Extracts from a graphics dataset:

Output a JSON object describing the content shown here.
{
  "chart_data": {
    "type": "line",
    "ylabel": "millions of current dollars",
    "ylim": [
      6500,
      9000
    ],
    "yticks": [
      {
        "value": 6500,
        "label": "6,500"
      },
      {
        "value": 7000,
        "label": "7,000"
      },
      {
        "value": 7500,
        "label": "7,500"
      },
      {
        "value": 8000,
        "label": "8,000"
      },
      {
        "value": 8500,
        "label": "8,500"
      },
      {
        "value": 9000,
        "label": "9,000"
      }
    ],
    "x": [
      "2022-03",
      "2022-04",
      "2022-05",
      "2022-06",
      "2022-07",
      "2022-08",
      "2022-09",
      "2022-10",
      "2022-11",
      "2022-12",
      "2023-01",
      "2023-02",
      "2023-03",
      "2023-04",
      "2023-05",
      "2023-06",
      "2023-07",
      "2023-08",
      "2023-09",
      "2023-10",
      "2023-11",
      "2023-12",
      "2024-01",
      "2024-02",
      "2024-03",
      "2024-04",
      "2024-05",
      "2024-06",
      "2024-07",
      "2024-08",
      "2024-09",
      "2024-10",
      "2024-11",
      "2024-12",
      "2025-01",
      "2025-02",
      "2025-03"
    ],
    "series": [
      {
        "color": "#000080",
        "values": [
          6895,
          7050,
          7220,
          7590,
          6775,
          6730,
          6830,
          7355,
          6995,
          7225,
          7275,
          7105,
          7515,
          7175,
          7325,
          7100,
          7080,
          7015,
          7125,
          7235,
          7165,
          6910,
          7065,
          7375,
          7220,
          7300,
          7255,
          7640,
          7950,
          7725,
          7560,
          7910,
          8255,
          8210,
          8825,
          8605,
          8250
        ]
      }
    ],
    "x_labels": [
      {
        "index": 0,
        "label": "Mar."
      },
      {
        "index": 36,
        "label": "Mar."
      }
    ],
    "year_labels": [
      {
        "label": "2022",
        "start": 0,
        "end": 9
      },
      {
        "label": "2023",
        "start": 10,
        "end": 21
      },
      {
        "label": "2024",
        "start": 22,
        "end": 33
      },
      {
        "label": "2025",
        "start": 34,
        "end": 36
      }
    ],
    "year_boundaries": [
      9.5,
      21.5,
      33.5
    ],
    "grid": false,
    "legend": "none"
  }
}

**Challenge**
Quote all of the entries exactly as they appear.

**Written solution**
Output a JSON object describing the content shown here.
{
  "chart_data": {
    "type": "line",
    "ylabel": "millions of current dollars",
    "ylim": [
      6500,
      9000
    ],
    "yticks": [
      {
        "value": 6500,
        "label": "6,500"
      },
      {
        "value": 7000,
        "label": "7,000"
      },
      {
        "value": 7500,
        "label": "7,500"
      },
      {
        "value": 8000,
        "label": "8,000"
      },
      {
        "value": 8500,
        "label": "8,500"
      },
      {
        "value": 9000,
        "label": "9,000"
      }
    ],
    "x": [
      "2022-03",
      "2022-04",
      "2022-05",
      "2022-06",
      "2022-07",
      "2022-08",
      "2022-09",
      "2022-10",
      "2022-11",
      "2022-12",
      "2023-01",
      "2023-02",
      "2023-03",
      "2023-04",
      "2023-05",
      "2023-06",
      "2023-07",
      "2023-08",
      "2023-09",
      "2023-10",
      "2023-11",
      "2023-12",
      "2024-01",
      "2024-02",
      "2024-03",
      "2024-04",
      "2024-05",
      "2024-06",
      "2024-07",
      "2024-08",
      "2024-09",
      "2024-10",
      "2024-11",
      "2024-12",
      "2025-01",
      "2025-02",
      "2025-03"
    ],
    "series": [
      {
        "color": "#000080",
        "values": [
          6895,
          7050,
          7220,
          7590,
          6775,
          6730,
          6830,
          7355,
          6995,
          7225,
          7275,
          7105,
          7515,
          7175,
          7325,
          7100,
          7080,
          7015,
          7125,
          7235,
          7165,
          6910,
          7065,
          7375,
          7220,
          7300,
          7255,
          7640,
          7950,
          7725,
          7560,
          7910,
          8255,
          8210,
          8825,
          8605,
          8250
        ]
      }
    ],
    "x_labels": [
      {
        "index": 0,
        "label": "Mar."
      },
      {
        "index": 36,
        "label": "Mar."
      }
    ],
    "year_labels": [
      {
        "label": "2022",
        "start": 0,
        "end": 9
      },
      {
        "label": "2023",
        "start": 10,
        "end": 21
      },
      {
        "label": "2024",
        "start": 22,
        "end": 33
      },
      {
        "label": "2025",
        "start": 34,
        "end": 36
      }
    ],
    "year_boundaries": [
      9.5,
      21.5,
      33.5
    ],
    "grid": false,
    "legend": "none"
  }
}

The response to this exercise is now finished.